··· Record extracts

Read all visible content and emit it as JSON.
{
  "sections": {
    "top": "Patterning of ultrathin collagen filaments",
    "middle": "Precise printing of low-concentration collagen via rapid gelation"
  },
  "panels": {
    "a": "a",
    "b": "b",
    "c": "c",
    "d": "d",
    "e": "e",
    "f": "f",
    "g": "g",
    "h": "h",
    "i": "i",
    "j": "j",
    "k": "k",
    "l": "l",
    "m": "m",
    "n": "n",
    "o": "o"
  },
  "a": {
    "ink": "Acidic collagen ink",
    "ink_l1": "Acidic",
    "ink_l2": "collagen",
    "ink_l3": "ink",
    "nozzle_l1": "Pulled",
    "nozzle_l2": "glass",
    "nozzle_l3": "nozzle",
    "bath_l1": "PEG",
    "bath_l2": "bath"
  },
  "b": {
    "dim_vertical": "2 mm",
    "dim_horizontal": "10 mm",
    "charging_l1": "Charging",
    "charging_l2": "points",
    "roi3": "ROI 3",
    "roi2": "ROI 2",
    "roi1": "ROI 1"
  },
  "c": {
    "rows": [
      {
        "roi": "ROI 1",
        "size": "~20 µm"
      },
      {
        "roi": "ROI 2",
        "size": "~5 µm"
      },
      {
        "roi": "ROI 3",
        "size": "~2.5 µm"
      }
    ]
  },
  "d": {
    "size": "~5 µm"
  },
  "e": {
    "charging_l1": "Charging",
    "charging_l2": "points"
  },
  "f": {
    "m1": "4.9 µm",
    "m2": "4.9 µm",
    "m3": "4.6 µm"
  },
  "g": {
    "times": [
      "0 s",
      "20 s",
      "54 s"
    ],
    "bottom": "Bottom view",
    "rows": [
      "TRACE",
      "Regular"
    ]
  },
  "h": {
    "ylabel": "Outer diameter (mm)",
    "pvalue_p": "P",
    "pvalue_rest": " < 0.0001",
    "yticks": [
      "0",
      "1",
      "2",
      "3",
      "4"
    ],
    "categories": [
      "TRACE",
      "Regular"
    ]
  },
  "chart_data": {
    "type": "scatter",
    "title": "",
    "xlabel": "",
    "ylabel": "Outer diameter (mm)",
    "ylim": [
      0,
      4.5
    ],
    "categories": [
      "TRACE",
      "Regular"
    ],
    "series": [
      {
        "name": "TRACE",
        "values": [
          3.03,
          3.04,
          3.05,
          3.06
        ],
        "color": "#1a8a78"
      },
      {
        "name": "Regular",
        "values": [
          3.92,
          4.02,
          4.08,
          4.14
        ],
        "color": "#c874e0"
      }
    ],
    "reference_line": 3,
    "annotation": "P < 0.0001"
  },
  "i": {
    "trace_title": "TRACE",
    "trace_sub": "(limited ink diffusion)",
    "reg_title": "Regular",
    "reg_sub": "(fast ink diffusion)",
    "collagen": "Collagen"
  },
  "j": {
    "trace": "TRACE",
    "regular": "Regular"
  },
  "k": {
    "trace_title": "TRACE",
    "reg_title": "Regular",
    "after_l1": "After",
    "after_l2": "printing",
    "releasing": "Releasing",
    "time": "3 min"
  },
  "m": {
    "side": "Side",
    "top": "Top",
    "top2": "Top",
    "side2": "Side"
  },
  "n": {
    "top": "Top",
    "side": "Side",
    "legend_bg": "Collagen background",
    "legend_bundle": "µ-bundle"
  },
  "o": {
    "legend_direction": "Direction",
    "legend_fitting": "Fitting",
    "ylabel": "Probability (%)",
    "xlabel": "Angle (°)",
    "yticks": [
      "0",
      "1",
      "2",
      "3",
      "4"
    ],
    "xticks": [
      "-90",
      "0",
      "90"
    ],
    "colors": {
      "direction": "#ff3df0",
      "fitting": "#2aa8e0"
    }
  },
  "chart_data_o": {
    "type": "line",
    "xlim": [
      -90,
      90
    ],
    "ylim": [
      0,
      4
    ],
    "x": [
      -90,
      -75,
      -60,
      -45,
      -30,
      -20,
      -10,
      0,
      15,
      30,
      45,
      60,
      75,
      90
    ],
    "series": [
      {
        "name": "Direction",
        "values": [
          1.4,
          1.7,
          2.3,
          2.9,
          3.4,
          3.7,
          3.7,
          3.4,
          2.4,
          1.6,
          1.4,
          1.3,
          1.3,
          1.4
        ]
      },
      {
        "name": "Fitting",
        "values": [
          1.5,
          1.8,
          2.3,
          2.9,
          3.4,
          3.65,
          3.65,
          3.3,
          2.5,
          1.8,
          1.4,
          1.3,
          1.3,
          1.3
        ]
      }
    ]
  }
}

······

## What is being asked
Copy every record above exactly as it appears.

## Reply to the exercise
Read all visible content and emit it as JSON.
{
  "sections": {
    "top": "Patterning of ultrathin collagen filaments",
    "middle": "Precise printing of low-concentration collagen via rapid gelation"
  },
  "panels": {
    "a": "a",
    "b": "b",
    "c": "c",
    "d": "d",
    "e": "e",
    "f": "f",
    "g": "g",
    "h": "h",
    "i": "i",
    "j": "j",
    "k": "k",
    "l": "l",
    "m": "m",
    "n": "n",
    "o": "o"
  },
  "a": {
    "ink": "Acidic collagen ink",
    "ink_l1": "Acidic",
    "ink_l2": "collagen",
    "ink_l3": "ink",
    "nozzle_l1": "Pulled",
    "nozzle_l2": "glass",
    "nozzle_l3": "nozzle",
    "bath_l1": "PEG",
    "bath_l2": "bath"
  },
  "b": {
    "dim_vertical": "2 mm",
    "dim_horizontal": "10 mm",
    "charging_l1": "Charging",
    "charging_l2": "points",
    "roi3": "ROI 3",
    "roi2": "ROI 2",
    "roi1": "ROI 1"
  },
  "c": {
    "rows": [
      {
        "roi": "ROI 1",
        "size": "~20 µm"
      },
      {
        "roi": "ROI 2",
        "size": "~5 µm"
      },
      {
        "roi": "ROI 3",
        "size": "~2.5 µm"
      }
    ]
  },
  "d": {
    "size": "~5 µm"
  },
  "e": {
    "charging_l1": "Charging",
    "charging_l2": "points"
  },
  "f": {
    "m1": "4.9 µm",
    "m2": "4.9 µm",
    "m3": "4.6 µm"
  },
  "g": {
    "times": [
      "0 s",
      "20 s",
      "54 s"
    ],
    "bottom": "Bottom view",
    "rows": [
      "TRACE",
      "Regular"
    ]
  },
  "h": {
    "ylabel": "Outer diameter (mm)",
    "pvalue_p": "P",
    "pvalue_rest": " < 0.0001",
    "yticks": [
      "0",
      "1",
      "2",
      "3",
      "4"
    ],
    "categories": [
      "TRACE",
      "Regular"
    ]
  },
  "chart_data": {
    "type": "scatter",
    "title": "",
    "xlabel": "",
    "ylabel": "Outer diameter (mm)",
    "ylim": [
      0,
      4.5
    ],
    "categories": [
      "TRACE",
      "Regular"
    ],
    "series": [
      {
        "name": "TRACE",
        "values": [
          3.03,
          3.04,
          3.05,
          3.06
        ],
        "color": "#1a8a78"
      },
      {
        "name": "Regular",
        "values": [
          3.92,
          4.02,
          4.08,
          4.14
        ],
        "color": "#c874e0"
      }
    ],
    "reference_line": 3,
    "annotation": "P < 0.0001"
  },
  "i": {
    "trace_title": "TRACE",
    "trace_sub": "(limited ink diffusion)",
    "reg_title": "Regular",
    "reg_sub": "(fast ink diffusion)",
    "collagen": "Collagen"
  },
  "j": {
    "trace": "TRACE",
    "regular": "Regular"
  },
  "k": {
    "trace_title": "TRACE",
    "reg_title": "Regular",
    "after_l1": "After",
    "after_l2": "printing",
    "releasing": "Releasing",
    "time": "3 min"
  },
  "m": {
    "side": "Side",
    "top": "Top",
    "top2": "Top",
    "side2": "Side"
  },
  "n": {
    "top": "Top",
    "side": "Side",
    "legend_bg": "Collagen background",
    "legend_bundle": "µ-bundle"
  },
  "o": {
    "legend_direction": "Direction",
    "legend_fitting": "Fitting",
    "ylabel": "Probability (%)",
    "xlabel": "Angle (°)",
    "yticks": [
      "0",
      "1",
      "2",
      "3",
      "4"
    ],
    "xticks": [
      "-90",
      "0",
      "90"
    ],
    "colors": {
      "direction": "#ff3df0",
      "fitting": "#2aa8e0"
    }
  },
  "chart_data_o": {
    "type": "line",
    "xlim": [
      -90,
      90
    ],
    "ylim": [
      0,
      4
    ],
    "x": [
      -90,
      -75,
      -60,
      -45,
      -30,
      -20,
      -10,
      0,
      15,
      30,
      45,
      60,
      75,
      90
    ],
    "series": [
      {
        "name": "Direction",
        "values": [
          1.4,
          1.7,
          2.3,
          2.9,
          3.4,
          3.7,
          3.7,
          3.4,
          2.4,
          1.6,
          1.4,
          1.3,
          1.3,
          1.4
        ]
      },
      {
        "name": "Fitting",
        "values": [
          1.5,
          1.8,
          2.3,
          2.9,
          3.4,
          3.65,
          3.65,
          3.3,
          2.5,
          1.8,
          1.4,
          1.3,
          1.3,
          1.3
        ]
      }
    ]
  }
}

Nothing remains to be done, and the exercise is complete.